RECORDS SUPPLIED:
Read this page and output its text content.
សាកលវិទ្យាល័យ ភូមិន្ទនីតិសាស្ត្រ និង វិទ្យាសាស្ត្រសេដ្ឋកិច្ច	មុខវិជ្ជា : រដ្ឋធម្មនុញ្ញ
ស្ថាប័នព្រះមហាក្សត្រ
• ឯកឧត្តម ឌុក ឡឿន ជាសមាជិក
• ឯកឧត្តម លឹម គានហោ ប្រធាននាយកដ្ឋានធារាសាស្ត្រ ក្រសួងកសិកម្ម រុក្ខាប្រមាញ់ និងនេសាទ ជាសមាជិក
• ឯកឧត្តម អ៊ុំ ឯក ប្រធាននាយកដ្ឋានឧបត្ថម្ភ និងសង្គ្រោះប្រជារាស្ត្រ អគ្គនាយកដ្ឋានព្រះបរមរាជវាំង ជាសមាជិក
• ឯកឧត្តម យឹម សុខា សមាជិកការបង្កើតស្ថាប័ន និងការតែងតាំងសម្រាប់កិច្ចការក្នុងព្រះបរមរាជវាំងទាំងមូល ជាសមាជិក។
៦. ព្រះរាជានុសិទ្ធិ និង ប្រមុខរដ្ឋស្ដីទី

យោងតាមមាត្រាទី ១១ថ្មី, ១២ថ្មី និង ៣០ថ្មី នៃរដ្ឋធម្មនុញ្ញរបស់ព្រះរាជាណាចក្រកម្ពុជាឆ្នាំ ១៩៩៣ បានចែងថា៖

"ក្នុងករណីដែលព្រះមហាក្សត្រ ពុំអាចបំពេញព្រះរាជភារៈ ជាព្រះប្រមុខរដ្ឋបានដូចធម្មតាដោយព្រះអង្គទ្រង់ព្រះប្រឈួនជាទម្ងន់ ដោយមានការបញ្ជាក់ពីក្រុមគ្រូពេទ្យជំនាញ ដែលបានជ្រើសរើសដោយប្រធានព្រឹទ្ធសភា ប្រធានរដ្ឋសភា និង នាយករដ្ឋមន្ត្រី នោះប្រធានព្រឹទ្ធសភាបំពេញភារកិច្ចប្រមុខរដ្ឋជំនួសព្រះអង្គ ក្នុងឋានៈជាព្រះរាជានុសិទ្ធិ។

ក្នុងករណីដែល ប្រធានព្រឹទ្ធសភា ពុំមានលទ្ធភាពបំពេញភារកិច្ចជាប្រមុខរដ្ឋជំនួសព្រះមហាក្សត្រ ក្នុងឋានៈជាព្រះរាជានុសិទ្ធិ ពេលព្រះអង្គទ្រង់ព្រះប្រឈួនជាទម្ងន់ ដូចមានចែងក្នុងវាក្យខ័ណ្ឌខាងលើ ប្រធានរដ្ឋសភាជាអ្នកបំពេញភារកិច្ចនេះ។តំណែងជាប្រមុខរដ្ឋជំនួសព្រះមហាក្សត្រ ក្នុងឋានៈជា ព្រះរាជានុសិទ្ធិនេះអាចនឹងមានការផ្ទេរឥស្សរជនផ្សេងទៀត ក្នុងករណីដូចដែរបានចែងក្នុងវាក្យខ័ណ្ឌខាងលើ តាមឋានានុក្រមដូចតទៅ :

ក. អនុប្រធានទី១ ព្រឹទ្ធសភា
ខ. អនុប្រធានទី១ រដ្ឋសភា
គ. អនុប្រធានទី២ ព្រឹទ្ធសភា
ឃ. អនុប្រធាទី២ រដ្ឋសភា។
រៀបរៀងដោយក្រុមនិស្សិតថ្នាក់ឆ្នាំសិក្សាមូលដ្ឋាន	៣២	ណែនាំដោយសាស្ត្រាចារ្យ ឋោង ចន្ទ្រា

WRITTEN PROBLEM: Provide all the records again, word for word.

SOLUTION TO THIS EXERCISE:
Read this page and output its text content.
សាកលវិទ្យាល័យ ភូមិន្ទនីតិសាស្ត្រ និង វិទ្យាសាស្ត្រសេដ្ឋកិច្ច	មុខវិជ្ជា : រដ្ឋធម្មនុញ្ញ
ស្ថាប័នព្រះមហាក្សត្រ
• ឯកឧត្តម ឌុក ឡឿន ជាសមាជិក
• ឯកឧត្តម លឹម គានហោ ប្រធាននាយកដ្ឋានធារាសាស្ត្រ ក្រសួងកសិកម្ម រុក្ខាប្រមាញ់ និងនេសាទ ជាសមាជិក
• ឯកឧត្តម អ៊ុំ ឯក ប្រធាននាយកដ្ឋានឧបត្ថម្ភ និងសង្គ្រោះប្រជារាស្ត្រ អគ្គនាយកដ្ឋានព្រះបរមរាជវាំង ជាសមាជិក
• ឯកឧត្តម យឹម សុខា សមាជិកការបង្កើតស្ថាប័ន និងការតែងតាំងសម្រាប់កិច្ចការក្នុងព្រះបរមរាជវាំងទាំងមូល ជាសមាជិក។
៦. ព្រះរាជានុសិទ្ធិ និង ប្រមុខរដ្ឋស្ដីទី

យោងតាមមាត្រាទី ១១ថ្មី, ១២ថ្មី និង ៣០ថ្មី នៃរដ្ឋធម្មនុញ្ញរបស់ព្រះរាជាណាចក្រកម្ពុជាឆ្នាំ ១៩៩៣ បានចែងថា៖

"ក្នុងករណីដែលព្រះមហាក្សត្រ ពុំអាចបំពេញព្រះរាជភារៈ ជាព្រះប្រមុខរដ្ឋបានដូចធម្មតាដោយព្រះអង្គទ្រង់ព្រះប្រឈួនជាទម្ងន់ ដោយមានការបញ្ជាក់ពីក្រុមគ្រូពេទ្យជំនាញ ដែលបានជ្រើសរើសដោយប្រធានព្រឹទ្ធសភា ប្រធានរដ្ឋសភា និង នាយករដ្ឋមន្ត្រី នោះប្រធានព្រឹទ្ធសភាបំពេញភារកិច្ចប្រមុខរដ្ឋជំនួសព្រះអង្គ ក្នុងឋានៈជាព្រះរាជានុសិទ្ធិ។

ក្នុងករណីដែល ប្រធានព្រឹទ្ធសភា ពុំមានលទ្ធភាពបំពេញភារកិច្ចជាប្រមុខរដ្ឋជំនួសព្រះមហាក្សត្រ ក្នុងឋានៈជាព្រះរាជានុសិទ្ធិ ពេលព្រះអង្គទ្រង់ព្រះប្រឈួនជាទម្ងន់ ដូចមានចែងក្នុងវាក្យខ័ណ្ឌខាងលើ ប្រធានរដ្ឋសភាជាអ្នកបំពេញភារកិច្ចនេះ។តំណែងជាប្រមុខរដ្ឋជំនួសព្រះមហាក្សត្រ ក្នុងឋានៈជា ព្រះរាជានុសិទ្ធិនេះអាចនឹងមានការផ្ទេរឥស្សរជនផ្សេងទៀត ក្នុងករណីដូចដែរបានចែងក្នុងវាក្យខ័ណ្ឌខាងលើ តាមឋានានុក្រមដូចតទៅ :

ក. អនុប្រធានទី១ ព្រឹទ្ធសភា
ខ. អនុប្រធានទី១ រដ្ឋសភា
គ. អនុប្រធានទី២ ព្រឹទ្ធសភា
ឃ. អនុប្រធាទី២ រដ្ឋសភា។
រៀបរៀងដោយក្រុមនិស្សិតថ្នាក់ឆ្នាំសិក្សាមូលដ្ឋាន	៣២	ណែនាំដោយសាស្ត្រាចារ្យ ឋោង ចន្ទ្រា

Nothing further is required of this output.